##### SUPPLIED DATA

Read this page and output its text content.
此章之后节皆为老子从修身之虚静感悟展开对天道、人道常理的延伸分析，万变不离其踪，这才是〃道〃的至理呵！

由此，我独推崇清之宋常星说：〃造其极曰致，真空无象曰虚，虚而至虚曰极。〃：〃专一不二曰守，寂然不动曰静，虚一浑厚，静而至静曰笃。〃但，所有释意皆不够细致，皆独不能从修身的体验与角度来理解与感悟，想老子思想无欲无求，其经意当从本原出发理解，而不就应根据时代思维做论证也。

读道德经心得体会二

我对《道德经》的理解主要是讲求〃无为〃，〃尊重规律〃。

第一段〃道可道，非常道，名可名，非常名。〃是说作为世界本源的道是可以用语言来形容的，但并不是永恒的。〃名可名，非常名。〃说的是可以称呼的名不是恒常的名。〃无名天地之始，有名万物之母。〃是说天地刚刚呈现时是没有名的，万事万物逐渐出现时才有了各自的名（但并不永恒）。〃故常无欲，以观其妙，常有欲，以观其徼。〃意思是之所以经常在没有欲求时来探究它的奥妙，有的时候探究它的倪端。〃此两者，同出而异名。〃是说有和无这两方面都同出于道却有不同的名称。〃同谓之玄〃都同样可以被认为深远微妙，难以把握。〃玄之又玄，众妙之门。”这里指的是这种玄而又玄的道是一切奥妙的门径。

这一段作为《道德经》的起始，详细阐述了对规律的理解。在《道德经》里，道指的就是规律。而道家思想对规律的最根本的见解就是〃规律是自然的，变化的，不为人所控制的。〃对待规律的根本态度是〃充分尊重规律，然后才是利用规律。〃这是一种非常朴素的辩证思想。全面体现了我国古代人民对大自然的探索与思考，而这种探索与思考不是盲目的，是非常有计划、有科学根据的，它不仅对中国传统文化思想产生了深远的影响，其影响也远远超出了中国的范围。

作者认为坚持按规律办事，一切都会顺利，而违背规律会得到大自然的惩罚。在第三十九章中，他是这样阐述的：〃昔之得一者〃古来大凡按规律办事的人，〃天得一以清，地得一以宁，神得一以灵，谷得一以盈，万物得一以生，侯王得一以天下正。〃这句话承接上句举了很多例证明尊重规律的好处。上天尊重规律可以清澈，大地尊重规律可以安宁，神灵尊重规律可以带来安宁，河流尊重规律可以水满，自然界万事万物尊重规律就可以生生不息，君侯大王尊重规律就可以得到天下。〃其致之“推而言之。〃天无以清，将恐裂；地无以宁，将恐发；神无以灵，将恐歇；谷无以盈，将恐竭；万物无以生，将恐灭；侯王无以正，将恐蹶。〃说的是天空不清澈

##########

WRITTEN PROBLEM
Reproduce the records above exactly.

EXERCISE OUTPUT
Read this page and output its text content.
此章之后节皆为老子从修身之虚静感悟展开对天道、人道常理的延伸分析，万变不离其踪，这才是〃道〃的至理呵！

由此，我独推崇清之宋常星说：〃造其极曰致，真空无象曰虚，虚而至虚曰极。〃：〃专一不二曰守，寂然不动曰静，虚一浑厚，静而至静曰笃。〃但，所有释意皆不够细致，皆独不能从修身的体验与角度来理解与感悟，想老子思想无欲无求，其经意当从本原出发理解，而不就应根据时代思维做论证也。

读道德经心得体会二

我对《道德经》的理解主要是讲求〃无为〃，〃尊重规律〃。

第一段〃道可道，非常道，名可名，非常名。〃是说作为世界本源的道是可以用语言来形容的，但并不是永恒的。〃名可名，非常名。〃说的是可以称呼的名不是恒常的名。〃无名天地之始，有名万物之母。〃是说天地刚刚呈现时是没有名的，万事万物逐渐出现时才有了各自的名（但并不永恒）。〃故常无欲，以观其妙，常有欲，以观其徼。〃意思是之所以经常在没有欲求时来探究它的奥妙，有的时候探究它的倪端。〃此两者，同出而异名。〃是说有和无这两方面都同出于道却有不同的名称。〃同谓之玄〃都同样可以被认为深远微妙，难以把握。〃玄之又玄，众妙之门。”这里指的是这种玄而又玄的道是一切奥妙的门径。

这一段作为《道德经》的起始，详细阐述了对规律的理解。在《道德经》里，道指的就是规律。而道家思想对规律的最根本的见解就是〃规律是自然的，变化的，不为人所控制的。〃对待规律的根本态度是〃充分尊重规律，然后才是利用规律。〃这是一种非常朴素的辩证思想。全面体现了我国古代人民对大自然的探索与思考，而这种探索与思考不是盲目的，是非常有计划、有科学根据的，它不仅对中国传统文化思想产生了深远的影响，其影响也远远超出了中国的范围。

作者认为坚持按规律办事，一切都会顺利，而违背规律会得到大自然的惩罚。在第三十九章中，他是这样阐述的：〃昔之得一者〃古来大凡按规律办事的人，〃天得一以清，地得一以宁，神得一以灵，谷得一以盈，万物得一以生，侯王得一以天下正。〃这句话承接上句举了很多例证明尊重规律的好处。上天尊重规律可以清澈，大地尊重规律可以安宁，神灵尊重规律可以带来安宁，河流尊重规律可以水满，自然界万事万物尊重规律就可以生生不息，君侯大王尊重规律就可以得到天下。〃其致之“推而言之。〃天无以清，将恐裂；地无以宁，将恐发；神无以灵，将恐歇；谷无以盈，将恐竭；万物无以生，将恐灭；侯王无以正，将恐蹶。〃说的是天空不清澈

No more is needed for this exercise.